## DATASET:

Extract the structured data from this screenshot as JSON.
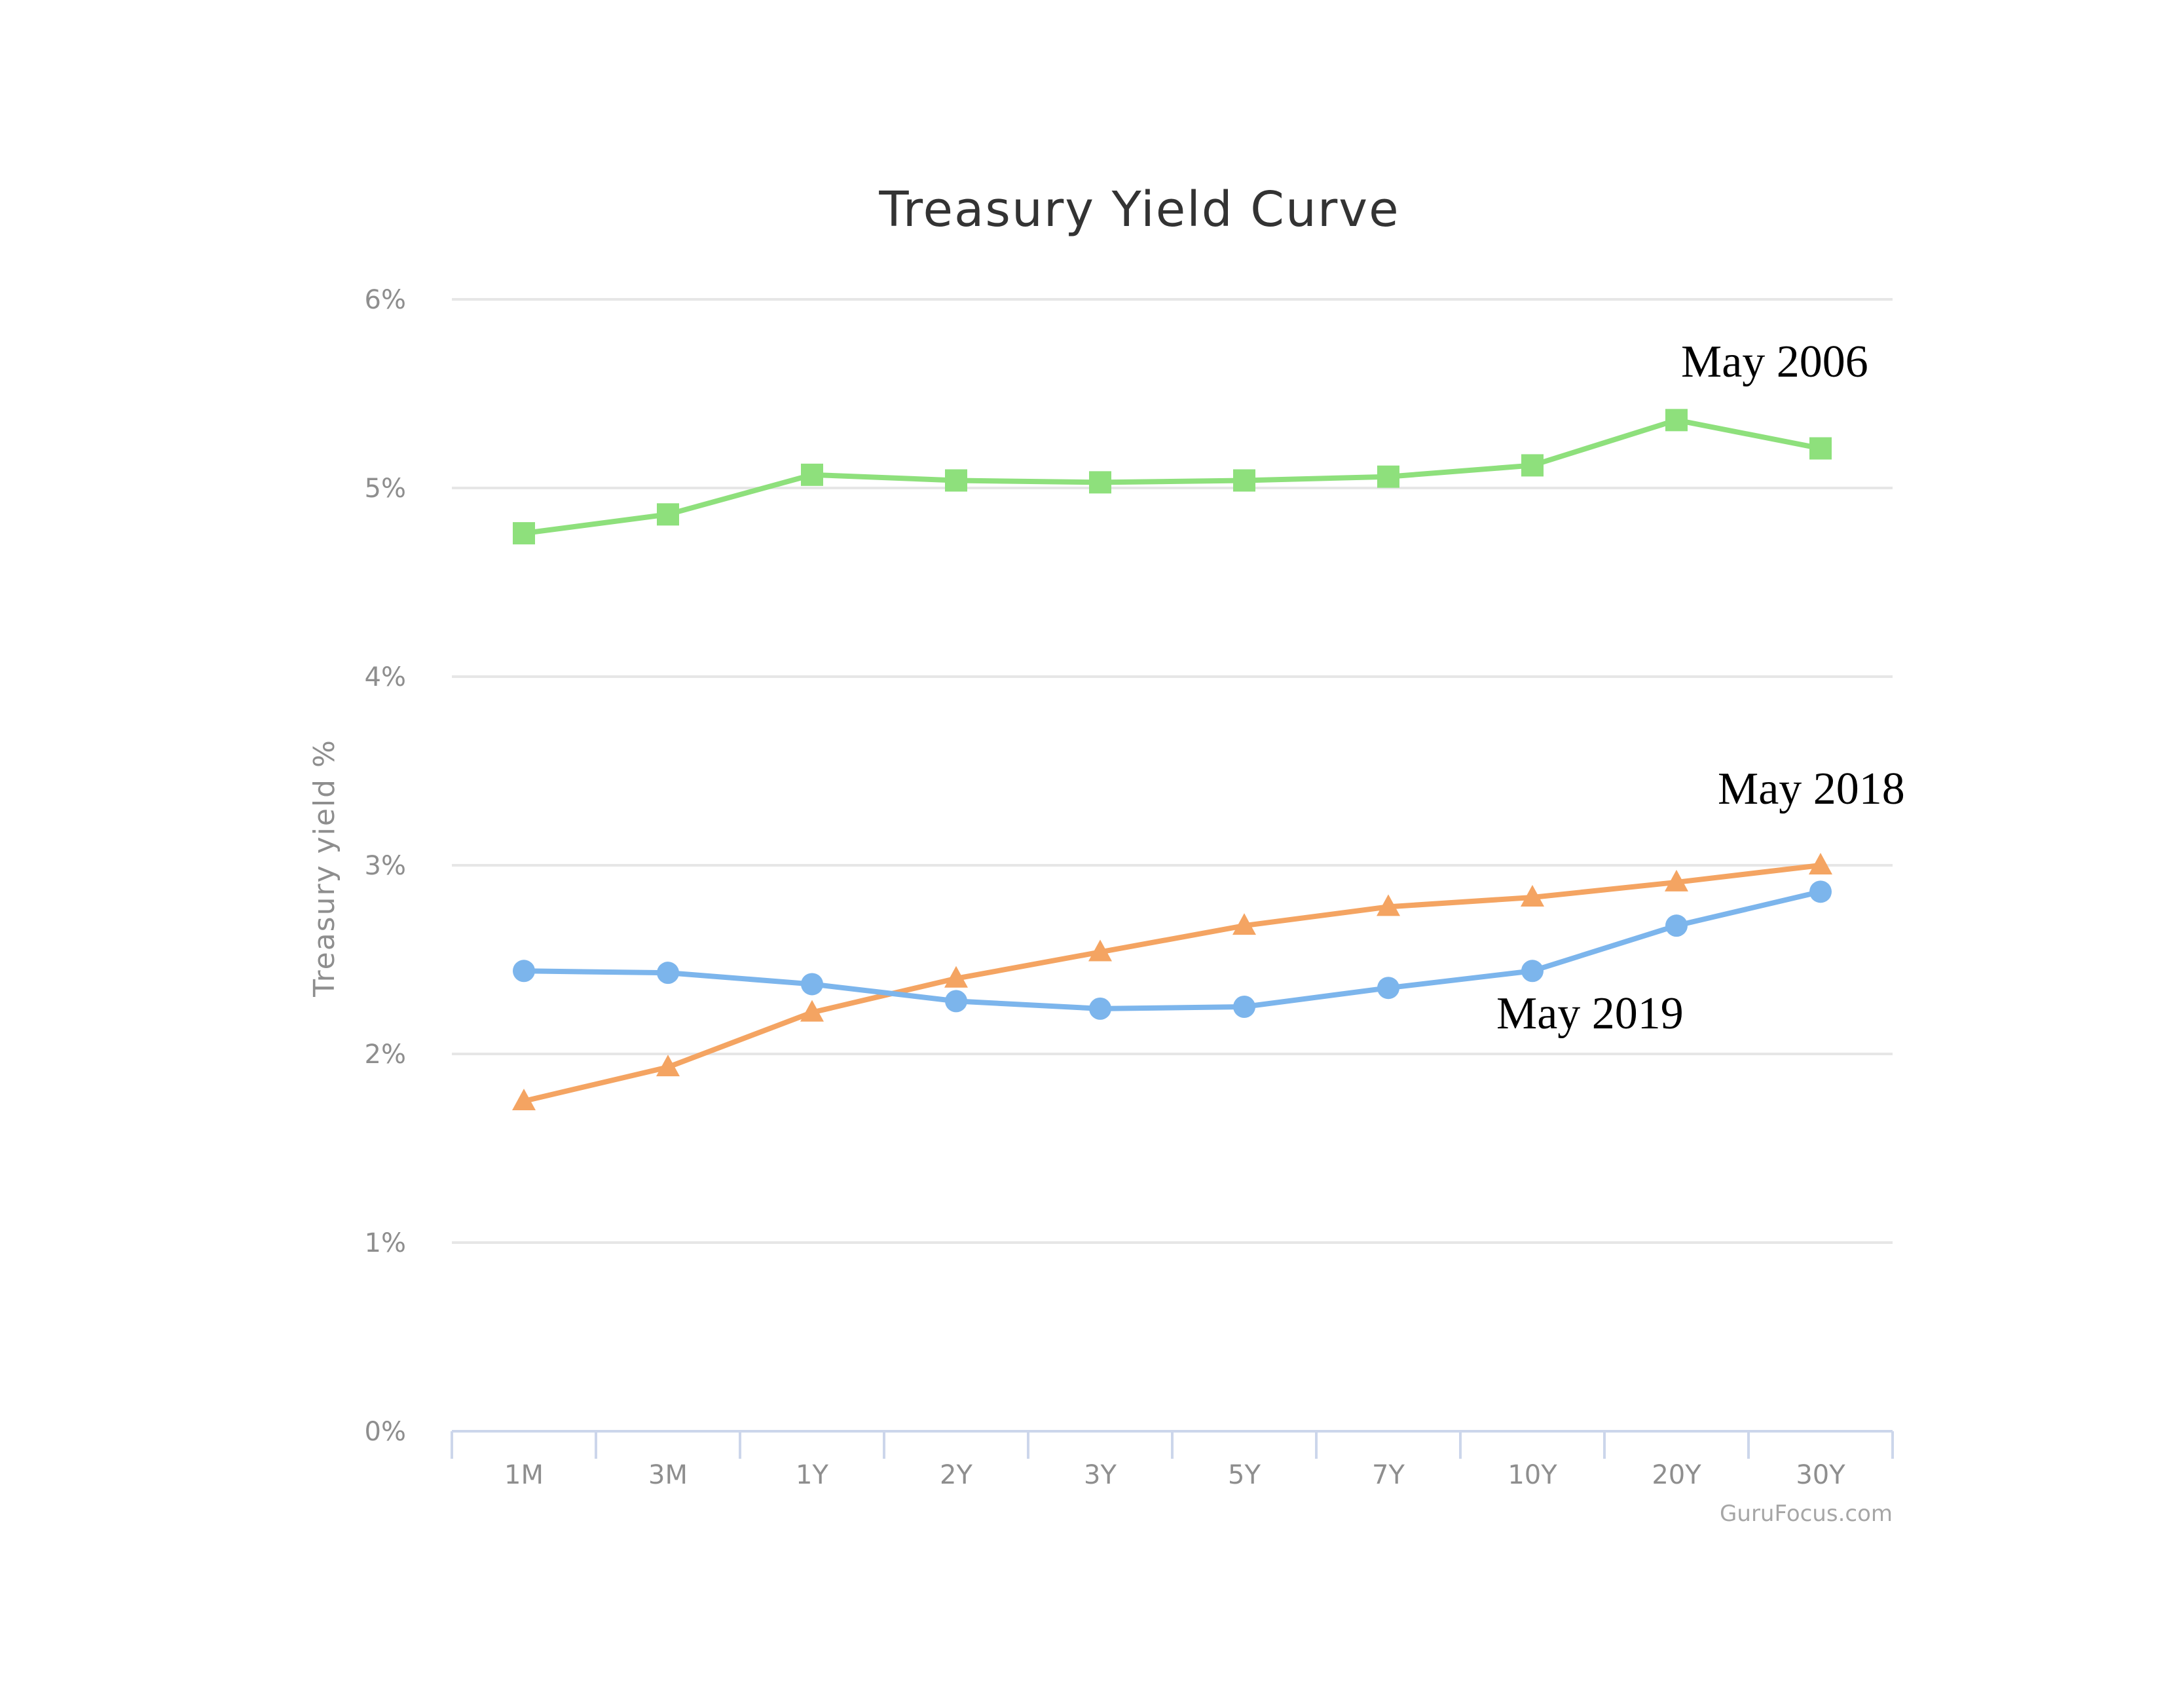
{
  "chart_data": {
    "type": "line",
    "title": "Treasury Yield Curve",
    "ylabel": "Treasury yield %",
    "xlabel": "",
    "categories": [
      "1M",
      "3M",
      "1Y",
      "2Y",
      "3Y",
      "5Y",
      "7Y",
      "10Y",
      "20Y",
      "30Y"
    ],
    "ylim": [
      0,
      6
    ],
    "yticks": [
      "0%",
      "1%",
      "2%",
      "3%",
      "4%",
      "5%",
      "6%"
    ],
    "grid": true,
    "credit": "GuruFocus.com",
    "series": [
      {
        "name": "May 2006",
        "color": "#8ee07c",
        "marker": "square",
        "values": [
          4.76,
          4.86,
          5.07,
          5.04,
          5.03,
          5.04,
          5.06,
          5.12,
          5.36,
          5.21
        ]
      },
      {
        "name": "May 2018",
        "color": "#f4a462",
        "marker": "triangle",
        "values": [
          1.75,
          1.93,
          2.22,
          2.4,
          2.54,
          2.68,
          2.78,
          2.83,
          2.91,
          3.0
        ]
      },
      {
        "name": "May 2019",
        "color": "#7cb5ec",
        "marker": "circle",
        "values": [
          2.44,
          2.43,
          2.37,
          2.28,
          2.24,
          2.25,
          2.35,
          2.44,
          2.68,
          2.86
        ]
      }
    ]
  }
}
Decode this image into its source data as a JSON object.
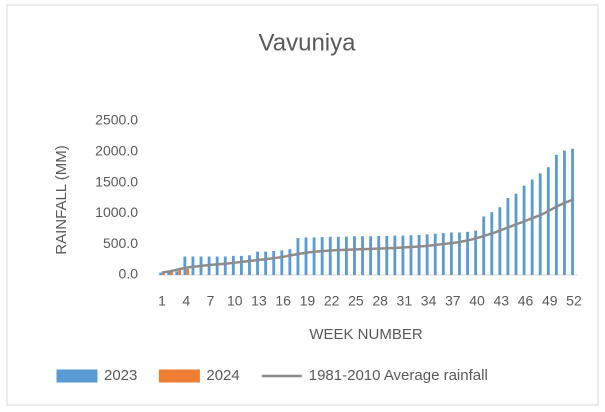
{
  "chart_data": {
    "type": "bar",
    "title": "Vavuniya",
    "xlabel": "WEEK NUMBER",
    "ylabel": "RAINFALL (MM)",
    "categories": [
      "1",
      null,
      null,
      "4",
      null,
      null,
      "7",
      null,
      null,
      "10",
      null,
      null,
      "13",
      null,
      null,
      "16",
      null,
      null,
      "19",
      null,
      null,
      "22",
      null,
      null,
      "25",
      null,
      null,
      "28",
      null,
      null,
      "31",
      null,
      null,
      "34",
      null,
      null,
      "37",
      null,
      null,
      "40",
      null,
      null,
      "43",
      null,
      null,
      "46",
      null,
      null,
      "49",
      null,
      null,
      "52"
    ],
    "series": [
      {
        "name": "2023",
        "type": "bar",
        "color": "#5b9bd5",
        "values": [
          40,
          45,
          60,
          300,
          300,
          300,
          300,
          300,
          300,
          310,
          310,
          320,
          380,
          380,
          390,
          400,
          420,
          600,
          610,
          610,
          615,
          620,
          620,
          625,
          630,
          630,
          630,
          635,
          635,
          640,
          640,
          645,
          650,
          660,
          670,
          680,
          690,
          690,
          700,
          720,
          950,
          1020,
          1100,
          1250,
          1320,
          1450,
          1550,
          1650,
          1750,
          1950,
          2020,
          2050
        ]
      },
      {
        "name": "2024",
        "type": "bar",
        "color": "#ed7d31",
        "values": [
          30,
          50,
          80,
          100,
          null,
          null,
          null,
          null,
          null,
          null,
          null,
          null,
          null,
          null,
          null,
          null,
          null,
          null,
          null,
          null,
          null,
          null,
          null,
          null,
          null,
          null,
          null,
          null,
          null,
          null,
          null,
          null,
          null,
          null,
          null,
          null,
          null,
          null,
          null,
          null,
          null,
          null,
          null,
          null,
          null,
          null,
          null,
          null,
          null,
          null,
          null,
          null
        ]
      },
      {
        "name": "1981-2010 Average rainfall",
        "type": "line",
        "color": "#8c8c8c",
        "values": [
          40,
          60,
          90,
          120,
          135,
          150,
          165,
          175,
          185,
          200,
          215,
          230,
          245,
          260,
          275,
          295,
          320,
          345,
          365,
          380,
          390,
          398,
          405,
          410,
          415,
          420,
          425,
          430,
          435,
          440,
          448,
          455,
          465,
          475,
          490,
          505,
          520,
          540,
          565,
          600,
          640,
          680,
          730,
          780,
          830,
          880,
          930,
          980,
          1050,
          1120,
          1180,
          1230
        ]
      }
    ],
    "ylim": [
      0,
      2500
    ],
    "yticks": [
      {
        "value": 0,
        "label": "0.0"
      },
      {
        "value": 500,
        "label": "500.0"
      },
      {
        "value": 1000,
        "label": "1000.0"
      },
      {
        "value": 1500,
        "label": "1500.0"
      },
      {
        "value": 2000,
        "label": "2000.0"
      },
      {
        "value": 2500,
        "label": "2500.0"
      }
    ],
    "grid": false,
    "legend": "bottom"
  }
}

## TASK DIRECTIONS:
Collect every line from the records above that contains the word "marker".

## THE REPLY:
        "marker": "square",
        "marker": "triangle",
        "marker": "circle",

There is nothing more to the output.